*To do*:
Write out every line below that includes the word "revizi".

--- Start of Exercise materials ---

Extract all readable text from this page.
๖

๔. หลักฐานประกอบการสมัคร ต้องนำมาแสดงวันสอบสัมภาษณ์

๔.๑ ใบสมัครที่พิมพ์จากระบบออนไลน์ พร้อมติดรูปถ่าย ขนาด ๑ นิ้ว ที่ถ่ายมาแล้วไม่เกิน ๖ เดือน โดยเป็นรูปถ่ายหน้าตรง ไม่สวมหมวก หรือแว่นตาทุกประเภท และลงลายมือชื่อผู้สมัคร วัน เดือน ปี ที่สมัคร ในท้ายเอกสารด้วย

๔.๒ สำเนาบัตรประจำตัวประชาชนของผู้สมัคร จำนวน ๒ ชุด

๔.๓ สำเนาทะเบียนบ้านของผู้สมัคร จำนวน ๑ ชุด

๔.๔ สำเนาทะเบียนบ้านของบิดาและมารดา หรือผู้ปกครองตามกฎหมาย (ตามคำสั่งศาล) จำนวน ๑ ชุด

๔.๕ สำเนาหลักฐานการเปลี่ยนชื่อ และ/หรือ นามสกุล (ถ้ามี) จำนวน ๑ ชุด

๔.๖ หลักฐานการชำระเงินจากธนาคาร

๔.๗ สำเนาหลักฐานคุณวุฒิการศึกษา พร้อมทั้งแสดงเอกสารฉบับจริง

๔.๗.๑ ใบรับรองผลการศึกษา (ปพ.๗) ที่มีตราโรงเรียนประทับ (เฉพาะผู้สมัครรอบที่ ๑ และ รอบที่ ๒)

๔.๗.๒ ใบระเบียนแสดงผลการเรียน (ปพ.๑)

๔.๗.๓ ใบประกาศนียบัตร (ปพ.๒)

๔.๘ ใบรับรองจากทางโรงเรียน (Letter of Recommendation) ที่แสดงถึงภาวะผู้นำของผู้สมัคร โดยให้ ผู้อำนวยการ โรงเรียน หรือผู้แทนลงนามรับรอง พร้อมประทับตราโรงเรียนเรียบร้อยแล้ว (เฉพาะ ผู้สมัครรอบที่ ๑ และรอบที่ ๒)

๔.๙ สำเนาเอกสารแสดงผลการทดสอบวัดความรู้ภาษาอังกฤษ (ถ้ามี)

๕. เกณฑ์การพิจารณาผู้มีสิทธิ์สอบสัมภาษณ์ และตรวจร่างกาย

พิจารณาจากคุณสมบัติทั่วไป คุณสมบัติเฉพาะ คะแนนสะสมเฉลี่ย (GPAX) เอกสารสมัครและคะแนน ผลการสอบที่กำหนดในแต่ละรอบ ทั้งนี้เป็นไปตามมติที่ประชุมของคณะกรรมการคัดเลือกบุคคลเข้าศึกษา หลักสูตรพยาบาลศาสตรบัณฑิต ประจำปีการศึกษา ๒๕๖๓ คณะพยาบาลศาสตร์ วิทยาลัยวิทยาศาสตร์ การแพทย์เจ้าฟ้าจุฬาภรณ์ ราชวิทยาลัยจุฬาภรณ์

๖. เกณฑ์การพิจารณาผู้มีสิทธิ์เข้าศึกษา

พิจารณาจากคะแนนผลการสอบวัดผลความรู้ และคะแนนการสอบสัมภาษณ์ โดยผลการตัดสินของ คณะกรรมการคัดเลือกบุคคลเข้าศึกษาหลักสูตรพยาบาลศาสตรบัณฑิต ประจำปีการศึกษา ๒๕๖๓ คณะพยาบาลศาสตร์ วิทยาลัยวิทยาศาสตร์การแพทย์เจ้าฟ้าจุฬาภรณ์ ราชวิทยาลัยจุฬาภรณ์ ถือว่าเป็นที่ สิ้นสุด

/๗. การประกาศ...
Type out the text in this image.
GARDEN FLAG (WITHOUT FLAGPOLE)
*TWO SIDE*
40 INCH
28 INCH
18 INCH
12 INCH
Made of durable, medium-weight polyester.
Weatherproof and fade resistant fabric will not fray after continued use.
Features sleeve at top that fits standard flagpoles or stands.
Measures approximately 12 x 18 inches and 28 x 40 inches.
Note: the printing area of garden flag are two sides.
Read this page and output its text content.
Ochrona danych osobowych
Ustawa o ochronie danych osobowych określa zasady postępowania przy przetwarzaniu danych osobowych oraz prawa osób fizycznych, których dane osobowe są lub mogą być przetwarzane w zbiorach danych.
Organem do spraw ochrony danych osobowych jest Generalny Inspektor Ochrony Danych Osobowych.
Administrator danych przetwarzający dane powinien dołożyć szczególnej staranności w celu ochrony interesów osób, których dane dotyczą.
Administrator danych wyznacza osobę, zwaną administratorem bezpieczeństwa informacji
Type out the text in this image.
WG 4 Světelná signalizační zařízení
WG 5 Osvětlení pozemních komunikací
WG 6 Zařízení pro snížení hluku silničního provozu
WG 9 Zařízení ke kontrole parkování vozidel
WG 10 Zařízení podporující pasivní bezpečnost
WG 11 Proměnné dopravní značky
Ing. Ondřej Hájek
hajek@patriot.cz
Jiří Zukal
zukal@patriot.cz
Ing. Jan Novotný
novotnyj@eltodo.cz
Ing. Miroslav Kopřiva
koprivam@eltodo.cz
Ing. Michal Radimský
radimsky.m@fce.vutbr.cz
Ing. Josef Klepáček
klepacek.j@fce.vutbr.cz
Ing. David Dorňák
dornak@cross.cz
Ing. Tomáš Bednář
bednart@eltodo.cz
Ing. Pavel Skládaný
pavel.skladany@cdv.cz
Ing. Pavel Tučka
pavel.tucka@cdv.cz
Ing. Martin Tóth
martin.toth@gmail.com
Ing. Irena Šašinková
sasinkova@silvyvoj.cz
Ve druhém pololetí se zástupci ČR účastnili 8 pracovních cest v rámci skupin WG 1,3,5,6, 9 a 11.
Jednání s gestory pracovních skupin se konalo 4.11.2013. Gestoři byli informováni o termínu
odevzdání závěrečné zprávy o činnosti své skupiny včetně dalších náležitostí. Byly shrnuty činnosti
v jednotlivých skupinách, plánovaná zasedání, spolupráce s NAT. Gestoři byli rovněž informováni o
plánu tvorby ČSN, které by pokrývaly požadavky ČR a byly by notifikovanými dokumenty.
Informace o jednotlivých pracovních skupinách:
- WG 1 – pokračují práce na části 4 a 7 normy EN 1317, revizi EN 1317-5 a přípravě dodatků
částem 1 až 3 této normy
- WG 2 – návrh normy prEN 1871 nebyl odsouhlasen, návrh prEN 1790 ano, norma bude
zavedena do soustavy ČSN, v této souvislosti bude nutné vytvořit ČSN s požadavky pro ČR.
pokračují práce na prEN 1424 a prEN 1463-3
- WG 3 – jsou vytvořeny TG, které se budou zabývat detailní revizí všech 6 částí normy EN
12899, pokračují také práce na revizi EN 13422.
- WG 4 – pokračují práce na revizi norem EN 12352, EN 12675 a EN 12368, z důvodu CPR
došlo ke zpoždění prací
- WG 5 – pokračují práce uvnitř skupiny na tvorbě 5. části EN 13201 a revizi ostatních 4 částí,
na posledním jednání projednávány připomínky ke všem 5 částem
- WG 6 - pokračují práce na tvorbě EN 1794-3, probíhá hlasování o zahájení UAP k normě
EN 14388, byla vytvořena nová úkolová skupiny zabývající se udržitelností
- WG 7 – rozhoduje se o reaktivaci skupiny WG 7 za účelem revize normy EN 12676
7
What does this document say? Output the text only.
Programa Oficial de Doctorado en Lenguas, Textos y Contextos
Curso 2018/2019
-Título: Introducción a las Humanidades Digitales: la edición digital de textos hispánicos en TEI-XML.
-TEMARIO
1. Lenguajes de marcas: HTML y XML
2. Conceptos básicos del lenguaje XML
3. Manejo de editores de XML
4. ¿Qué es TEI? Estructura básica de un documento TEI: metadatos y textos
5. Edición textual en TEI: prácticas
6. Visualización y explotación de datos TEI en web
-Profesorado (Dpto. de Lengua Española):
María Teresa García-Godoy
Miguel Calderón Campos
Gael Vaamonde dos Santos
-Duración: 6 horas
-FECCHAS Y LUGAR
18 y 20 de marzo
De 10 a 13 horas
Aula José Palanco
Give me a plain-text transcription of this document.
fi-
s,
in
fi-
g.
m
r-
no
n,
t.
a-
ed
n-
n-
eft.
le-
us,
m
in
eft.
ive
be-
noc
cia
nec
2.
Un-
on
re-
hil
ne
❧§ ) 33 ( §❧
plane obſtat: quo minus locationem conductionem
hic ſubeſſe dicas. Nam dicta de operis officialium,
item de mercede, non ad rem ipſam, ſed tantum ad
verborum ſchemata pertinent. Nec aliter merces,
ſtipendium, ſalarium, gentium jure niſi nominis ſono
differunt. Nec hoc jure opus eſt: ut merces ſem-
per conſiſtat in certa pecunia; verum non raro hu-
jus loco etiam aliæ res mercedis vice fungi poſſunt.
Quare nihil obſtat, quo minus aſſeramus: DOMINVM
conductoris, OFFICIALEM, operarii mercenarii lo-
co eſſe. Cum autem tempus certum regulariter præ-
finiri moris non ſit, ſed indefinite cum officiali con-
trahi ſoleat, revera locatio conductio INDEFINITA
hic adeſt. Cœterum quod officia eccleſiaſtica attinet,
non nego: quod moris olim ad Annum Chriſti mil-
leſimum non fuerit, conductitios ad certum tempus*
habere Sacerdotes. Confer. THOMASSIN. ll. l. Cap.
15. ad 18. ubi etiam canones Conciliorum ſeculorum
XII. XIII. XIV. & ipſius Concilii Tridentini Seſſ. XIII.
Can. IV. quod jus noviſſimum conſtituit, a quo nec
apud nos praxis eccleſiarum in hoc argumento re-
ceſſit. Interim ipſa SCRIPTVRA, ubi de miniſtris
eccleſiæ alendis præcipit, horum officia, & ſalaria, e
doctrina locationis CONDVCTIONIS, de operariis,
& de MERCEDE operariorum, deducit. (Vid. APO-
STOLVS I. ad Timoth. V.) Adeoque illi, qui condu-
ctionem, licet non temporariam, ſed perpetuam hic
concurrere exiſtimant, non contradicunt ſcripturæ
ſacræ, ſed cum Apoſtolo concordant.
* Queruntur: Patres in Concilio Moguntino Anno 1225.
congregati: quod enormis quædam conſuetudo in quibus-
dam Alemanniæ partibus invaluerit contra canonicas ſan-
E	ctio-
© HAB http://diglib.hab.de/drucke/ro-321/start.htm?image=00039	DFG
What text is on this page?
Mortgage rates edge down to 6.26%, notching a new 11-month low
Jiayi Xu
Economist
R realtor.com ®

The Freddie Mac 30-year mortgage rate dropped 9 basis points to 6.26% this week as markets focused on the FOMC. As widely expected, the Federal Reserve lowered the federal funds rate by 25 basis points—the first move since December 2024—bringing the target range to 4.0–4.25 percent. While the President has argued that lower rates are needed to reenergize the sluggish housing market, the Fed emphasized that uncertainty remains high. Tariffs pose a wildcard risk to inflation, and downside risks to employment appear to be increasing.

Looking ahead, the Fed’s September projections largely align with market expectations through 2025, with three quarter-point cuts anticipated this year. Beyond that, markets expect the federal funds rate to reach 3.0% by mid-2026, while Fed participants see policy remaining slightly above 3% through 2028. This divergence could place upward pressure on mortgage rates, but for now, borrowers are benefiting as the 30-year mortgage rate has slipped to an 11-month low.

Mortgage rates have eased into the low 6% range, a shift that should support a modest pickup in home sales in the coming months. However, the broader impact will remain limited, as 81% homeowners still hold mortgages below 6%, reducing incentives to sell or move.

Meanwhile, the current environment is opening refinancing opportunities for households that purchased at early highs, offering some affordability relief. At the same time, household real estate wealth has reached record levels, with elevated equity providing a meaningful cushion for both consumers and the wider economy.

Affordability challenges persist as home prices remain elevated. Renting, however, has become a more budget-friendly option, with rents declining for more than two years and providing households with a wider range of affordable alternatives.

--- End of Exercise materials ---

*Solution to this problem*:
- WG 1 – pokračují práce na části 4 a 7 normy EN 1317, revizi EN 1317-5 a přípravě dodatků
12899, pokračují také práce na revizi EN 13422.
- WG 4 – pokračují práce na revizi norem EN 12352, EN 12675 a EN 12368, z důvodu CPR
- WG 5 – pokračují práce uvnitř skupiny na tvorbě 5. části EN 13201 a revizi ostatních 4 částí,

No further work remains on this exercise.